Write out all the material exactly. Leave nothing out.
** Begin Listed entries **
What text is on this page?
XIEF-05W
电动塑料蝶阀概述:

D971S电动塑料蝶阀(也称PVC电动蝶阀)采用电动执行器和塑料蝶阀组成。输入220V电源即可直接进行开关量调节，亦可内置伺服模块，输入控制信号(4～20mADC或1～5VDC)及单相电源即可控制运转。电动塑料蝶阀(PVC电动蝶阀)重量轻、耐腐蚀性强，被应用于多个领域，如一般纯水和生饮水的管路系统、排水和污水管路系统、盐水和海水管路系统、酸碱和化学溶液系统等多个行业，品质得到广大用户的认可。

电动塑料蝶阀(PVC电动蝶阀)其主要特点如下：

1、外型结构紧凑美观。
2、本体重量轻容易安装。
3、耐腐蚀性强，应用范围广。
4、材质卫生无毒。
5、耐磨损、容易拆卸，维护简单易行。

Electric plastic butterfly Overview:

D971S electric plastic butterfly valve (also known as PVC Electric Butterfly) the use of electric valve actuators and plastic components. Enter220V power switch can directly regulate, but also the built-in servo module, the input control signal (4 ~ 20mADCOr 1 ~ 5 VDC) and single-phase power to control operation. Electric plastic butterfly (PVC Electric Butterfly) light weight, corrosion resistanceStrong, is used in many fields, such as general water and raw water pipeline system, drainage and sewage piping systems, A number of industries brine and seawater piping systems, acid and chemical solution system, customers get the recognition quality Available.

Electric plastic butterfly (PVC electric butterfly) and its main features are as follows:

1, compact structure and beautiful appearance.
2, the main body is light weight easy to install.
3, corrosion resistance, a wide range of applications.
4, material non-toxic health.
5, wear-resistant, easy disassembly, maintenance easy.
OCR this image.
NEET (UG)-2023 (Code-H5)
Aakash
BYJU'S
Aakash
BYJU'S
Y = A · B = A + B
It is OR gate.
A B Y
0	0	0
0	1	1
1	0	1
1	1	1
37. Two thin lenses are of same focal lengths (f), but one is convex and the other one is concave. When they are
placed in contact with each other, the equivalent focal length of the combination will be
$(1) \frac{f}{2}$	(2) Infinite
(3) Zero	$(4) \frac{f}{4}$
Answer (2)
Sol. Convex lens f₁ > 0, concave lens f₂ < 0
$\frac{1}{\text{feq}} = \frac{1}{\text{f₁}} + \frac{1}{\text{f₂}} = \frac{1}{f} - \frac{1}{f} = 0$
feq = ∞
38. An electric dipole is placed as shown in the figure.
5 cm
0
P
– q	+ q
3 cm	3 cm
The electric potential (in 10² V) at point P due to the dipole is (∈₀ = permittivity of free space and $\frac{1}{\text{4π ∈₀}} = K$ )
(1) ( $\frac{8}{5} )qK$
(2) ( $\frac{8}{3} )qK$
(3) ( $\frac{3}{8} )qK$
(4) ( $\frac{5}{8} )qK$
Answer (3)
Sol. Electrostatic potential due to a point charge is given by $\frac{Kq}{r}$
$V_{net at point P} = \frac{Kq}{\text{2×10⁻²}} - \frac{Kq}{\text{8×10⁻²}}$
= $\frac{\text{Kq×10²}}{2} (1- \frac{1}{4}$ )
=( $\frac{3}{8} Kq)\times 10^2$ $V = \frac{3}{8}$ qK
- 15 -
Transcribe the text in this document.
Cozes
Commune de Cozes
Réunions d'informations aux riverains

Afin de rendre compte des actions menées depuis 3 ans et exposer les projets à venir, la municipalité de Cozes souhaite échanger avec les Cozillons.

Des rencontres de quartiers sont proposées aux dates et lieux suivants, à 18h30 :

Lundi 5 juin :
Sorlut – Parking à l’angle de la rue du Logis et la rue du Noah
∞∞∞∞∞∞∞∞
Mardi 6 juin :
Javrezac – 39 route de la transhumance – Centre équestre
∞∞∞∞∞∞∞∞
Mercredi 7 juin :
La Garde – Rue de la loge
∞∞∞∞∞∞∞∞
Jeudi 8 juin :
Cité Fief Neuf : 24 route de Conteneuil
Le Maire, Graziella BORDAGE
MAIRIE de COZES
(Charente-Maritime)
** End Listed entries **
= Answer for this exercise =
What text is on this page?
XIEF-05W
电动塑料蝶阀概述:

D971S电动塑料蝶阀(也称PVC电动蝶阀)采用电动执行器和塑料蝶阀组成。输入220V电源即可直接进行开关量调节，亦可内置伺服模块，输入控制信号(4～20mADC或1～5VDC)及单相电源即可控制运转。电动塑料蝶阀(PVC电动蝶阀)重量轻、耐腐蚀性强，被应用于多个领域，如一般纯水和生饮水的管路系统、排水和污水管路系统、盐水和海水管路系统、酸碱和化学溶液系统等多个行业，品质得到广大用户的认可。

电动塑料蝶阀(PVC电动蝶阀)其主要特点如下：

1、外型结构紧凑美观。
2、本体重量轻容易安装。
3、耐腐蚀性强，应用范围广。
4、材质卫生无毒。
5、耐磨损、容易拆卸，维护简单易行。

Electric plastic butterfly Overview:

D971S electric plastic butterfly valve (also known as PVC Electric Butterfly) the use of electric valve actuators and plastic components. Enter220V power switch can directly regulate, but also the built-in servo module, the input control signal (4 ~ 20mADCOr 1 ~ 5 VDC) and single-phase power to control operation. Electric plastic butterfly (PVC Electric Butterfly) light weight, corrosion resistanceStrong, is used in many fields, such as general water and raw water pipeline system, drainage and sewage piping systems, A number of industries brine and seawater piping systems, acid and chemical solution system, customers get the recognition quality Available.

Electric plastic butterfly (PVC electric butterfly) and its main features are as follows:

1, compact structure and beautiful appearance.
2, the main body is light weight easy to install.
3, corrosion resistance, a wide range of applications.
4, material non-toxic health.
5, wear-resistant, easy disassembly, maintenance easy.
OCR this image.
NEET (UG)-2023 (Code-H5)
Aakash
BYJU'S
Aakash
BYJU'S
Y = A · B = A + B
It is OR gate.
A B Y
0	0	0
0	1	1
1	0	1
1	1	1
37. Two thin lenses are of same focal lengths (f), but one is convex and the other one is concave. When they are
placed in contact with each other, the equivalent focal length of the combination will be
$(1) \frac{f}{2}$	(2) Infinite
(3) Zero	$(4) \frac{f}{4}$
Answer (2)
Sol. Convex lens f₁ > 0, concave lens f₂ < 0
$\frac{1}{\text{feq}} = \frac{1}{\text{f₁}} + \frac{1}{\text{f₂}} = \frac{1}{f} - \frac{1}{f} = 0$
feq = ∞
38. An electric dipole is placed as shown in the figure.
5 cm
0
P
– q	+ q
3 cm	3 cm
The electric potential (in 10² V) at point P due to the dipole is (∈₀ = permittivity of free space and $\frac{1}{\text{4π ∈₀}} = K$ )
(1) ( $\frac{8}{5} )qK$
(2) ( $\frac{8}{3} )qK$
(3) ( $\frac{3}{8} )qK$
(4) ( $\frac{5}{8} )qK$
Answer (3)
Sol. Electrostatic potential due to a point charge is given by $\frac{Kq}{r}$
$V_{net at point P} = \frac{Kq}{\text{2×10⁻²}} - \frac{Kq}{\text{8×10⁻²}}$
= $\frac{\text{Kq×10²}}{2} (1- \frac{1}{4}$ )
=( $\frac{3}{8} Kq)\times 10^2$ $V = \frac{3}{8}$ qK
- 15 -
Transcribe the text in this document.
Cozes
Commune de Cozes
Réunions d'informations aux riverains

Afin de rendre compte des actions menées depuis 3 ans et exposer les projets à venir, la municipalité de Cozes souhaite échanger avec les Cozillons.

Des rencontres de quartiers sont proposées aux dates et lieux suivants, à 18h30 :

Lundi 5 juin :
Sorlut – Parking à l’angle de la rue du Logis et la rue du Noah
∞∞∞∞∞∞∞∞
Mardi 6 juin :
Javrezac – 39 route de la transhumance – Centre équestre
∞∞∞∞∞∞∞∞
Mercredi 7 juin :
La Garde – Rue de la loge
∞∞∞∞∞∞∞∞
Jeudi 8 juin :
Cité Fief Neuf : 24 route de Conteneuil
Le Maire, Graziella BORDAGE
MAIRIE de COZES
(Charente-Maritime)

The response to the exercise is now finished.